AIM OF THE EXERCISE: Say how many lines hold the string "LEBRUN"; please write nothing but the number.

--- DATA TO USE ---

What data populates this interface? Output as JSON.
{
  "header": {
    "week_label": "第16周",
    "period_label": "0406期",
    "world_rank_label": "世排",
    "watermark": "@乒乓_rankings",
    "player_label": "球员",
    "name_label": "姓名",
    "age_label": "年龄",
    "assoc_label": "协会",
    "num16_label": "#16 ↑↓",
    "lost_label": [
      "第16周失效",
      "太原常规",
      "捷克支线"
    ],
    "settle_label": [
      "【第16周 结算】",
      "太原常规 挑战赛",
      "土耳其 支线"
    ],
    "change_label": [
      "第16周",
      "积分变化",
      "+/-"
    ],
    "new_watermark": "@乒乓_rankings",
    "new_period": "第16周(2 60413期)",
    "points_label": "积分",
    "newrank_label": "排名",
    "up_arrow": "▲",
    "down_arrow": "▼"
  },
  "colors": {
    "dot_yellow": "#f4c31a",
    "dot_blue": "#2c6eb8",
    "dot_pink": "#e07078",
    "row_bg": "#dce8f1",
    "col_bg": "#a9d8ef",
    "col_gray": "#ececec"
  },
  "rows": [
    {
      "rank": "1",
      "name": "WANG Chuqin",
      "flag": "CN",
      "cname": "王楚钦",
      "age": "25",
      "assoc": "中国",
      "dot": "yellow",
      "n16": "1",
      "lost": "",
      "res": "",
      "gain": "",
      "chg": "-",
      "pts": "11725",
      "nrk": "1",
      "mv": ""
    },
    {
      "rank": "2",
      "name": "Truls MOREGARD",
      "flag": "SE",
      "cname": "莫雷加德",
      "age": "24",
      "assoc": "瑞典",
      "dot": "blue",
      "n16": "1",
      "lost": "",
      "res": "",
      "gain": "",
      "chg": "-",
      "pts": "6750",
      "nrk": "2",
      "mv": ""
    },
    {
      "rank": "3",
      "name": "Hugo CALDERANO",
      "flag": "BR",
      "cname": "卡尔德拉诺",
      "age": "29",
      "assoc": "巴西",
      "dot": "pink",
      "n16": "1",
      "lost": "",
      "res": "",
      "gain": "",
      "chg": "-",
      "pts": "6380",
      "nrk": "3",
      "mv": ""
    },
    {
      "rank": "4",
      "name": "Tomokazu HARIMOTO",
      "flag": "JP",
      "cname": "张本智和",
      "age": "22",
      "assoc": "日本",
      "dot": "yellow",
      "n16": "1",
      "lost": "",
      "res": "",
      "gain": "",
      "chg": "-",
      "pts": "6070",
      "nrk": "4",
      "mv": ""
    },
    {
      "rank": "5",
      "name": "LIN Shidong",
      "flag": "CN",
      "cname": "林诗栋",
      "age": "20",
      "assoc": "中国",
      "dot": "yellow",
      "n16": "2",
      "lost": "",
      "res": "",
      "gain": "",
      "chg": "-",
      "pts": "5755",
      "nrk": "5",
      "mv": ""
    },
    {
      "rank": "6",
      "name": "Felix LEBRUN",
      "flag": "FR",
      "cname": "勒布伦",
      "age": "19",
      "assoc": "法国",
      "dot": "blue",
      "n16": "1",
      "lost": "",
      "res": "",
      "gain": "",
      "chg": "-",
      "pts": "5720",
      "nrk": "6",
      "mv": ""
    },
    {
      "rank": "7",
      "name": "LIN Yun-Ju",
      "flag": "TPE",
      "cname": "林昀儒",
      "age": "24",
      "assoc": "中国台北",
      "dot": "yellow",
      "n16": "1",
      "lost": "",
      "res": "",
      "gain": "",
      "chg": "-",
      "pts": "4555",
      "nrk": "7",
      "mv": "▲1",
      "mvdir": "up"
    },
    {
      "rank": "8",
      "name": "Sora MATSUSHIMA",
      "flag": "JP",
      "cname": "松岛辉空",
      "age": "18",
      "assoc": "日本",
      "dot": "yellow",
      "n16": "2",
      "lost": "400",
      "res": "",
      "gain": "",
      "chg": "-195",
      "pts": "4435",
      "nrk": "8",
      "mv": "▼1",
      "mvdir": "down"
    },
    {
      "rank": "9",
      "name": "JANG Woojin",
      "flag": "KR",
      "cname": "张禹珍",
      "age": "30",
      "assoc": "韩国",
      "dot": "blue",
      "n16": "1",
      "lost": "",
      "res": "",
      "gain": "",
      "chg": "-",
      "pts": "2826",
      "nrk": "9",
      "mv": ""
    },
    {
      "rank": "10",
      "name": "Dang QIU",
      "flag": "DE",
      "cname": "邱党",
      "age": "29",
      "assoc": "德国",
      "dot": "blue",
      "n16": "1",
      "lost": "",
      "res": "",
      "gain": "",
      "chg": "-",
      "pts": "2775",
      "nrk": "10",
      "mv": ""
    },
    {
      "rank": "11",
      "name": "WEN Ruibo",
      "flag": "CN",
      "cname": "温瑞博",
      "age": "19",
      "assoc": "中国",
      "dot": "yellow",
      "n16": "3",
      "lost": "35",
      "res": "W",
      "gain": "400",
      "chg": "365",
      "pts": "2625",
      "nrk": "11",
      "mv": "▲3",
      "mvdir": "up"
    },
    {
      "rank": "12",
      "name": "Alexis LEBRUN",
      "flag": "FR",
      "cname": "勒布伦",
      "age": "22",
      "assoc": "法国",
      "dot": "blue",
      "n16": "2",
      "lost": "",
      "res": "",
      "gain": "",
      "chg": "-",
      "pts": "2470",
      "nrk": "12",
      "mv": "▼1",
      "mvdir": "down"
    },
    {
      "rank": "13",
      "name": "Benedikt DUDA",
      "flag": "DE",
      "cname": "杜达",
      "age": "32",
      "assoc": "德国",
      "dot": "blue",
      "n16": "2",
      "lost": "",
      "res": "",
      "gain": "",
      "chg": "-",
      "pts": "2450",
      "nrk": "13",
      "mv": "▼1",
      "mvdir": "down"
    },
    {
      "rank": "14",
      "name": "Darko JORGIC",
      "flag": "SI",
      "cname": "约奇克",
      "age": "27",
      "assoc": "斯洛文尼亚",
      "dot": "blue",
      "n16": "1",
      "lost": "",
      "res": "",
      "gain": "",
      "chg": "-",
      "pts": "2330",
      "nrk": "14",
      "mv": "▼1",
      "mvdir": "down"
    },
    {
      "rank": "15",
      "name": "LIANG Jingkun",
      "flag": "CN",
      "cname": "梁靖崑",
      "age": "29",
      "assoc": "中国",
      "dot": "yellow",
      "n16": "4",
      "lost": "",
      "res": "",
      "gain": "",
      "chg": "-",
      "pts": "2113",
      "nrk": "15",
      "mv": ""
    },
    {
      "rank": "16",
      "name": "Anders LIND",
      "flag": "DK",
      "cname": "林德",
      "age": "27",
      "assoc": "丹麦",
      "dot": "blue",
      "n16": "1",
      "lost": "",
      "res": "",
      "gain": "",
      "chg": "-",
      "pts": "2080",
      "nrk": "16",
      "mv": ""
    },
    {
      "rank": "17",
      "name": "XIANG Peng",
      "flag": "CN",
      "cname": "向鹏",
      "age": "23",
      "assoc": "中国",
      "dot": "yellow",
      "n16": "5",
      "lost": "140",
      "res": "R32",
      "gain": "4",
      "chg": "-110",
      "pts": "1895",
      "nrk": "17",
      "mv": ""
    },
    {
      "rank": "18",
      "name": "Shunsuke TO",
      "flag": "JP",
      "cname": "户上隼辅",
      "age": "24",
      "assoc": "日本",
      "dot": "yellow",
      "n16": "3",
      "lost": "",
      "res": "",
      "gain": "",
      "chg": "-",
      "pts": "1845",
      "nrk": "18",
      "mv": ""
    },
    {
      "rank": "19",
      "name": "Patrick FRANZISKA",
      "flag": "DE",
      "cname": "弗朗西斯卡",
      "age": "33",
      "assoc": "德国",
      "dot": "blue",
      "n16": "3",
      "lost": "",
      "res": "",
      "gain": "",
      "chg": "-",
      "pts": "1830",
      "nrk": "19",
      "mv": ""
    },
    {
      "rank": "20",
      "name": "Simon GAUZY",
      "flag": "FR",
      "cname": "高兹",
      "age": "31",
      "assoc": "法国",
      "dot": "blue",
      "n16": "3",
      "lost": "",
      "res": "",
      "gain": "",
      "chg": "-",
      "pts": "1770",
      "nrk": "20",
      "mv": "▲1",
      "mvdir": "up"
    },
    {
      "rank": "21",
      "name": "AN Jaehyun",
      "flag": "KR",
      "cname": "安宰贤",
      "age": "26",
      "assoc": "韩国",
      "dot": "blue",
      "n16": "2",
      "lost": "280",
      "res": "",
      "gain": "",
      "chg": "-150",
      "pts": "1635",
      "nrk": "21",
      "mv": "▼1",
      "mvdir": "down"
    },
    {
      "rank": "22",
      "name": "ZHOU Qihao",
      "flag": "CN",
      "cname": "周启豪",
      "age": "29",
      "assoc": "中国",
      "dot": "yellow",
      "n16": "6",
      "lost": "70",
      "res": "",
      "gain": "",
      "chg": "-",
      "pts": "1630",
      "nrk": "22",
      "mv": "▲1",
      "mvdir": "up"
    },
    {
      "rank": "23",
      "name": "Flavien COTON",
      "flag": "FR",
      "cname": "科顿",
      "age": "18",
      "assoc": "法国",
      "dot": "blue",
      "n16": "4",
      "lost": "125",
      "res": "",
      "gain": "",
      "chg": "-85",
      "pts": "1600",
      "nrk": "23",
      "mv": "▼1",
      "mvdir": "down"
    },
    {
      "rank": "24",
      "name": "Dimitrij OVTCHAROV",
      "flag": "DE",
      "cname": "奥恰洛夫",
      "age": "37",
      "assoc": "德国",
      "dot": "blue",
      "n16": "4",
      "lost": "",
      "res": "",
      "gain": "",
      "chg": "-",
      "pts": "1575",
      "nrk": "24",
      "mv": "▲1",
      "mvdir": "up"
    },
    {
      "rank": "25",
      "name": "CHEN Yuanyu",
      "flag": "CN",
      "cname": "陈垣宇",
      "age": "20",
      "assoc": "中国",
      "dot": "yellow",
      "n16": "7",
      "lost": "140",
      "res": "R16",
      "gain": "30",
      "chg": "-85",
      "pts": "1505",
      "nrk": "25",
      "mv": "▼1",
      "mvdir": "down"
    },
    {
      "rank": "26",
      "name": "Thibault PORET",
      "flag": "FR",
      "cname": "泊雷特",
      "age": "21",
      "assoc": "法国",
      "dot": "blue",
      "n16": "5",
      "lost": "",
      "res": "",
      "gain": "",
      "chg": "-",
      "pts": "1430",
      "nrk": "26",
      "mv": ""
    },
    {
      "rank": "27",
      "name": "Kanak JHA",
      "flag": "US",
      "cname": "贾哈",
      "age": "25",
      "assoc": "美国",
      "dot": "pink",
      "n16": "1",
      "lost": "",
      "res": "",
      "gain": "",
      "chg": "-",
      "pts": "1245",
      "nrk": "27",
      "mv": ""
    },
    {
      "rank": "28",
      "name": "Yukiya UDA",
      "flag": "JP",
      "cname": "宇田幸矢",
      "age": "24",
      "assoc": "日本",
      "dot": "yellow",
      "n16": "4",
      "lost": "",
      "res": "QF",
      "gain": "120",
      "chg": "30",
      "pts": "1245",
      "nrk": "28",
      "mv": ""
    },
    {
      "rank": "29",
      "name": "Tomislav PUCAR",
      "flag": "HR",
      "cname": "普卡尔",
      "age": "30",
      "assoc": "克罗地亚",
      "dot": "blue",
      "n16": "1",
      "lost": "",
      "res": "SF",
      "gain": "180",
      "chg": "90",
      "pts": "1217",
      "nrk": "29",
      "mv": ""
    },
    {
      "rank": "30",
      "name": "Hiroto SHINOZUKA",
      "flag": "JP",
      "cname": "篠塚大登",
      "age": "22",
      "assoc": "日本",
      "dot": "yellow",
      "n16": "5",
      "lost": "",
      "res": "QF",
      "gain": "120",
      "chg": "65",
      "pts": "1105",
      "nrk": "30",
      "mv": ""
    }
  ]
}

---

TASK ANSWER: 2